**Exercise description:**
Quote all of the data that follows exactly as written, skipping the images.

Figure contents as structured data:
===============

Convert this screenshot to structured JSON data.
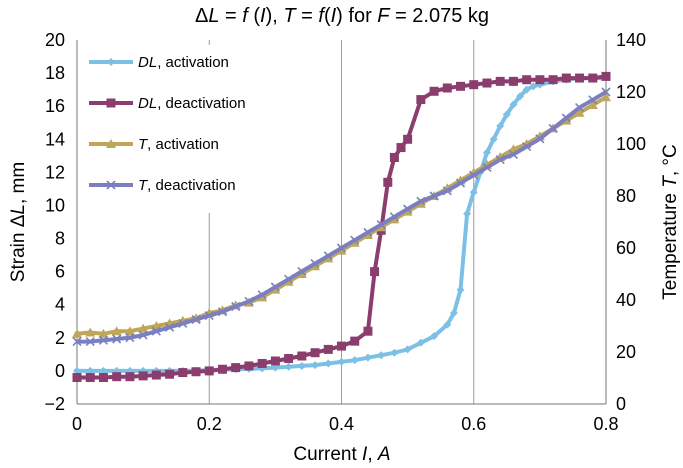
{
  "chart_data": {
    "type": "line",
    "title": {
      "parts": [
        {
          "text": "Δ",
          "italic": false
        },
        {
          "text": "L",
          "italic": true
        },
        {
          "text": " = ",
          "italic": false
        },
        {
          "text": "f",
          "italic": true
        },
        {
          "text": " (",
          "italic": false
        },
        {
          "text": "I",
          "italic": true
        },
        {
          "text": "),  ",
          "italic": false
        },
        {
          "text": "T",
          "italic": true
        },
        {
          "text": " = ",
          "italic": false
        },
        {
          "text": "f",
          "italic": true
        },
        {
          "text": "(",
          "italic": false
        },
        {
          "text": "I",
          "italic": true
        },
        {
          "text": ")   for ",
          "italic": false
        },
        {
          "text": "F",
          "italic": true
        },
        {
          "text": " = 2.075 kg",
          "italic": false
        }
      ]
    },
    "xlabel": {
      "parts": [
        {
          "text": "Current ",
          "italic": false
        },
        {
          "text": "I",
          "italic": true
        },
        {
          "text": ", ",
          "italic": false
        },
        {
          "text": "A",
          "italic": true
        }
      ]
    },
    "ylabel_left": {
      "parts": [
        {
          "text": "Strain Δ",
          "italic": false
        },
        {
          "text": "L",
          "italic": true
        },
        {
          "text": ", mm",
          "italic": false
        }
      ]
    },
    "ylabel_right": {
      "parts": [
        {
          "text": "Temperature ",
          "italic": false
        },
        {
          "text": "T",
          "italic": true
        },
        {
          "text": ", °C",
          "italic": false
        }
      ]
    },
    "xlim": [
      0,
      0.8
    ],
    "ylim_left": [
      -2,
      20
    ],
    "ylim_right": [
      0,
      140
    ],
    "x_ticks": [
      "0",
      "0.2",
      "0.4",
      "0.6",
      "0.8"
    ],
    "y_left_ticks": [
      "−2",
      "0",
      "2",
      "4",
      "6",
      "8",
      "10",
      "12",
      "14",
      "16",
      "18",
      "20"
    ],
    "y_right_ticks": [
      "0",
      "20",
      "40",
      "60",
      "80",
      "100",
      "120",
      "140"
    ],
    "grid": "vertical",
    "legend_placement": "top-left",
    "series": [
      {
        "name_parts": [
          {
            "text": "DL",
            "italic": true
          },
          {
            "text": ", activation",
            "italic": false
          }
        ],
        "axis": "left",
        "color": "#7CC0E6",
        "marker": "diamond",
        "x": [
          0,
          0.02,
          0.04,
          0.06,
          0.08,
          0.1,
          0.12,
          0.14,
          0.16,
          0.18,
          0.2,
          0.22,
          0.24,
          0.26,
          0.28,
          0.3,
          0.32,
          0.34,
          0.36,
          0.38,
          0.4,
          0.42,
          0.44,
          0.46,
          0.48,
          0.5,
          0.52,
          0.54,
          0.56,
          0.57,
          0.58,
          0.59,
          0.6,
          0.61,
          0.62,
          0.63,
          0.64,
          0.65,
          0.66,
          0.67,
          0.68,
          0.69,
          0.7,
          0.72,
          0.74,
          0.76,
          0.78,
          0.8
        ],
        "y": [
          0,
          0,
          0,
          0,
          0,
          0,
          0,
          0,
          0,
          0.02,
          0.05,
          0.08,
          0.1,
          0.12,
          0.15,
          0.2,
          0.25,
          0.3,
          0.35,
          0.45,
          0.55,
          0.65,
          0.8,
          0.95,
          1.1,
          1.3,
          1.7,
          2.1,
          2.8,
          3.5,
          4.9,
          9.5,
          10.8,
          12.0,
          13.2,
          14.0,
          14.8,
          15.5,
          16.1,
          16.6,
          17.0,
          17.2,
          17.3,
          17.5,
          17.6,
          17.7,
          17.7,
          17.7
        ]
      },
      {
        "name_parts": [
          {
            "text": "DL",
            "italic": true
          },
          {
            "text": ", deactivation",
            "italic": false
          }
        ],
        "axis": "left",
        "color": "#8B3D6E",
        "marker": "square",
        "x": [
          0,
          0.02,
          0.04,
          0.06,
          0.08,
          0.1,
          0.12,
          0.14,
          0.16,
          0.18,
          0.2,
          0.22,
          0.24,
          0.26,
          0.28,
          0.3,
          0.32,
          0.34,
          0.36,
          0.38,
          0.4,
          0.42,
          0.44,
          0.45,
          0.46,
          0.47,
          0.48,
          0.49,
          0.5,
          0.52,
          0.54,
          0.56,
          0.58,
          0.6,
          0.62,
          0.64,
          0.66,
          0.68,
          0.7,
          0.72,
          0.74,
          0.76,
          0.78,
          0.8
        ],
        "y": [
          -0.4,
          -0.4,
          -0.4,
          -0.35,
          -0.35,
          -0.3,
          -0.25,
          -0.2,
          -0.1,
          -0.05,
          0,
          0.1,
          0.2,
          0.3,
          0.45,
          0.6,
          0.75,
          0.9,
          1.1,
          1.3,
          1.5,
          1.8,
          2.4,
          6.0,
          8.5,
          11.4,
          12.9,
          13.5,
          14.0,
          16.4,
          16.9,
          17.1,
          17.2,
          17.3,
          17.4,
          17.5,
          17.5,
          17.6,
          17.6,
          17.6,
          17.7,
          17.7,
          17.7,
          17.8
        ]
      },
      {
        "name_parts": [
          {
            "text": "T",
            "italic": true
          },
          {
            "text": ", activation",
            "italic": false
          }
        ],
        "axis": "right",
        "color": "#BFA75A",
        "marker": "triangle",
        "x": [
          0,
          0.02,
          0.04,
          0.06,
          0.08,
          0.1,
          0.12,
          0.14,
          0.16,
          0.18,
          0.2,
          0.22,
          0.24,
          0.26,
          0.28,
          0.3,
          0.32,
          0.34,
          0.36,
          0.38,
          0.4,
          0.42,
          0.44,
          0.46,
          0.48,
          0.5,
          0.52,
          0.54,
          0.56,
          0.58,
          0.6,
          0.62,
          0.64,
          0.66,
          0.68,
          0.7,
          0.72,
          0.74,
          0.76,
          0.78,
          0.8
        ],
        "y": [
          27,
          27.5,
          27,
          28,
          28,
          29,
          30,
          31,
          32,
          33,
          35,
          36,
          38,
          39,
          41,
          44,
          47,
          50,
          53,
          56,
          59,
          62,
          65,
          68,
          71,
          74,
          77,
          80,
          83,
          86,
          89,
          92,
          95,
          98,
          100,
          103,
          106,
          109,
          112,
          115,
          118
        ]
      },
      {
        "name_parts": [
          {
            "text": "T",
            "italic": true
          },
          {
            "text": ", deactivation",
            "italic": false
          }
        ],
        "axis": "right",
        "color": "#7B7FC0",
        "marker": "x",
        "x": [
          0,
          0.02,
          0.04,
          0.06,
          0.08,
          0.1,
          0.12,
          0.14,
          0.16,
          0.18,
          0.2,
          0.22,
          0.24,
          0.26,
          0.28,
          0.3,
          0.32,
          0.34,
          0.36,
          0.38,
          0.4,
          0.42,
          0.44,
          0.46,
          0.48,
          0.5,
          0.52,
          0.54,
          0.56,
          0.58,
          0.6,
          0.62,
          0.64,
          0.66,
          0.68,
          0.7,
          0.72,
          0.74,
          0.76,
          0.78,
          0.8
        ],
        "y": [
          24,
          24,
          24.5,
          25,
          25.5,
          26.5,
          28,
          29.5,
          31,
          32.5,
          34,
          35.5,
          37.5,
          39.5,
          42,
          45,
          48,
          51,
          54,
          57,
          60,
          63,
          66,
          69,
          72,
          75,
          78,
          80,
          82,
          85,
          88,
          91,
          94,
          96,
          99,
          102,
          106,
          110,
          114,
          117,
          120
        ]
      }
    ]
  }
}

===============

**Reply:**
Convert this screenshot to structured JSON data.
{
  "chart_data": {
    "type": "line",
    "title": {
      "parts": [
        {
          "text": "Δ",
          "italic": false
        },
        {
          "text": "L",
          "italic": true
        },
        {
          "text": " = ",
          "italic": false
        },
        {
          "text": "f",
          "italic": true
        },
        {
          "text": " (",
          "italic": false
        },
        {
          "text": "I",
          "italic": true
        },
        {
          "text": "),  ",
          "italic": false
        },
        {
          "text": "T",
          "italic": true
        },
        {
          "text": " = ",
          "italic": false
        },
        {
          "text": "f",
          "italic": true
        },
        {
          "text": "(",
          "italic": false
        },
        {
          "text": "I",
          "italic": true
        },
        {
          "text": ")   for ",
          "italic": false
        },
        {
          "text": "F",
          "italic": true
        },
        {
          "text": " = 2.075 kg",
          "italic": false
        }
      ]
    },
    "xlabel": {
      "parts": [
        {
          "text": "Current ",
          "italic": false
        },
        {
          "text": "I",
          "italic": true
        },
        {
          "text": ", ",
          "italic": false
        },
        {
          "text": "A",
          "italic": true
        }
      ]
    },
    "ylabel_left": {
      "parts": [
        {
          "text": "Strain Δ",
          "italic": false
        },
        {
          "text": "L",
          "italic": true
        },
        {
          "text": ", mm",
          "italic": false
        }
      ]
    },
    "ylabel_right": {
      "parts": [
        {
          "text": "Temperature ",
          "italic": false
        },
        {
          "text": "T",
          "italic": true
        },
        {
          "text": ", °C",
          "italic": false
        }
      ]
    },
    "xlim": [
      0,
      0.8
    ],
    "ylim_left": [
      -2,
      20
    ],
    "ylim_right": [
      0,
      140
    ],
    "x_ticks": [
      "0",
      "0.2",
      "0.4",
      "0.6",
      "0.8"
    ],
    "y_left_ticks": [
      "−2",
      "0",
      "2",
      "4",
      "6",
      "8",
      "10",
      "12",
      "14",
      "16",
      "18",
      "20"
    ],
    "y_right_ticks": [
      "0",
      "20",
      "40",
      "60",
      "80",
      "100",
      "120",
      "140"
    ],
    "grid": "vertical",
    "legend_placement": "top-left",
    "series": [
      {
        "name_parts": [
          {
            "text": "DL",
            "italic": true
          },
          {
            "text": ", activation",
            "italic": false
          }
        ],
        "axis": "left",
        "color": "#7CC0E6",
        "marker": "diamond",
        "x": [
          0,
          0.02,
          0.04,
          0.06,
          0.08,
          0.1,
          0.12,
          0.14,
          0.16,
          0.18,
          0.2,
          0.22,
          0.24,
          0.26,
          0.28,
          0.3,
          0.32,
          0.34,
          0.36,
          0.38,
          0.4,
          0.42,
          0.44,
          0.46,
          0.48,
          0.5,
          0.52,
          0.54,
          0.56,
          0.57,
          0.58,
          0.59,
          0.6,
          0.61,
          0.62,
          0.63,
          0.64,
          0.65,
          0.66,
          0.67,
          0.68,
          0.69,
          0.7,
          0.72,
          0.74,
          0.76,
          0.78,
          0.8
        ],
        "y": [
          0,
          0,
          0,
          0,
          0,
          0,
          0,
          0,
          0,
          0.02,
          0.05,
          0.08,
          0.1,
          0.12,
          0.15,
          0.2,
          0.25,
          0.3,
          0.35,
          0.45,
          0.55,
          0.65,
          0.8,
          0.95,
          1.1,
          1.3,
          1.7,
          2.1,
          2.8,
          3.5,
          4.9,
          9.5,
          10.8,
          12.0,
          13.2,
          14.0,
          14.8,
          15.5,
          16.1,
          16.6,
          17.0,
          17.2,
          17.3,
          17.5,
          17.6,
          17.7,
          17.7,
          17.7
        ]
      },
      {
        "name_parts": [
          {
            "text": "DL",
            "italic": true
          },
          {
            "text": ", deactivation",
            "italic": false
          }
        ],
        "axis": "left",
        "color": "#8B3D6E",
        "marker": "square",
        "x": [
          0,
          0.02,
          0.04,
          0.06,
          0.08,
          0.1,
          0.12,
          0.14,
          0.16,
          0.18,
          0.2,
          0.22,
          0.24,
          0.26,
          0.28,
          0.3,
          0.32,
          0.34,
          0.36,
          0.38,
          0.4,
          0.42,
          0.44,
          0.45,
          0.46,
          0.47,
          0.48,
          0.49,
          0.5,
          0.52,
          0.54,
          0.56,
          0.58,
          0.6,
          0.62,
          0.64,
          0.66,
          0.68,
          0.7,
          0.72,
          0.74,
          0.76,
          0.78,
          0.8
        ],
        "y": [
          -0.4,
          -0.4,
          -0.4,
          -0.35,
          -0.35,
          -0.3,
          -0.25,
          -0.2,
          -0.1,
          -0.05,
          0,
          0.1,
          0.2,
          0.3,
          0.45,
          0.6,
          0.75,
          0.9,
          1.1,
          1.3,
          1.5,
          1.8,
          2.4,
          6.0,
          8.5,
          11.4,
          12.9,
          13.5,
          14.0,
          16.4,
          16.9,
          17.1,
          17.2,
          17.3,
          17.4,
          17.5,
          17.5,
          17.6,
          17.6,
          17.6,
          17.7,
          17.7,
          17.7,
          17.8
        ]
      },
      {
        "name_parts": [
          {
            "text": "T",
            "italic": true
          },
          {
            "text": ", activation",
            "italic": false
          }
        ],
        "axis": "right",
        "color": "#BFA75A",
        "marker": "triangle",
        "x": [
          0,
          0.02,
          0.04,
          0.06,
          0.08,
          0.1,
          0.12,
          0.14,
          0.16,
          0.18,
          0.2,
          0.22,
          0.24,
          0.26,
          0.28,
          0.3,
          0.32,
          0.34,
          0.36,
          0.38,
          0.4,
          0.42,
          0.44,
          0.46,
          0.48,
          0.5,
          0.52,
          0.54,
          0.56,
          0.58,
          0.6,
          0.62,
          0.64,
          0.66,
          0.68,
          0.7,
          0.72,
          0.74,
          0.76,
          0.78,
          0.8
        ],
        "y": [
          27,
          27.5,
          27,
          28,
          28,
          29,
          30,
          31,
          32,
          33,
          35,
          36,
          38,
          39,
          41,
          44,
          47,
          50,
          53,
          56,
          59,
          62,
          65,
          68,
          71,
          74,
          77,
          80,
          83,
          86,
          89,
          92,
          95,
          98,
          100,
          103,
          106,
          109,
          112,
          115,
          118
        ]
      },
      {
        "name_parts": [
          {
            "text": "T",
            "italic": true
          },
          {
            "text": ", deactivation",
            "italic": false
          }
        ],
        "axis": "right",
        "color": "#7B7FC0",
        "marker": "x",
        "x": [
          0,
          0.02,
          0.04,
          0.06,
          0.08,
          0.1,
          0.12,
          0.14,
          0.16,
          0.18,
          0.2,
          0.22,
          0.24,
          0.26,
          0.28,
          0.3,
          0.32,
          0.34,
          0.36,
          0.38,
          0.4,
          0.42,
          0.44,
          0.46,
          0.48,
          0.5,
          0.52,
          0.54,
          0.56,
          0.58,
          0.6,
          0.62,
          0.64,
          0.66,
          0.68,
          0.7,
          0.72,
          0.74,
          0.76,
          0.78,
          0.8
        ],
        "y": [
          24,
          24,
          24.5,
          25,
          25.5,
          26.5,
          28,
          29.5,
          31,
          32.5,
          34,
          35.5,
          37.5,
          39.5,
          42,
          45,
          48,
          51,
          54,
          57,
          60,
          63,
          66,
          69,
          72,
          75,
          78,
          80,
          82,
          85,
          88,
          91,
          94,
          96,
          99,
          102,
          106,
          110,
          114,
          117,
          120
        ]
      }
    ]
  }
}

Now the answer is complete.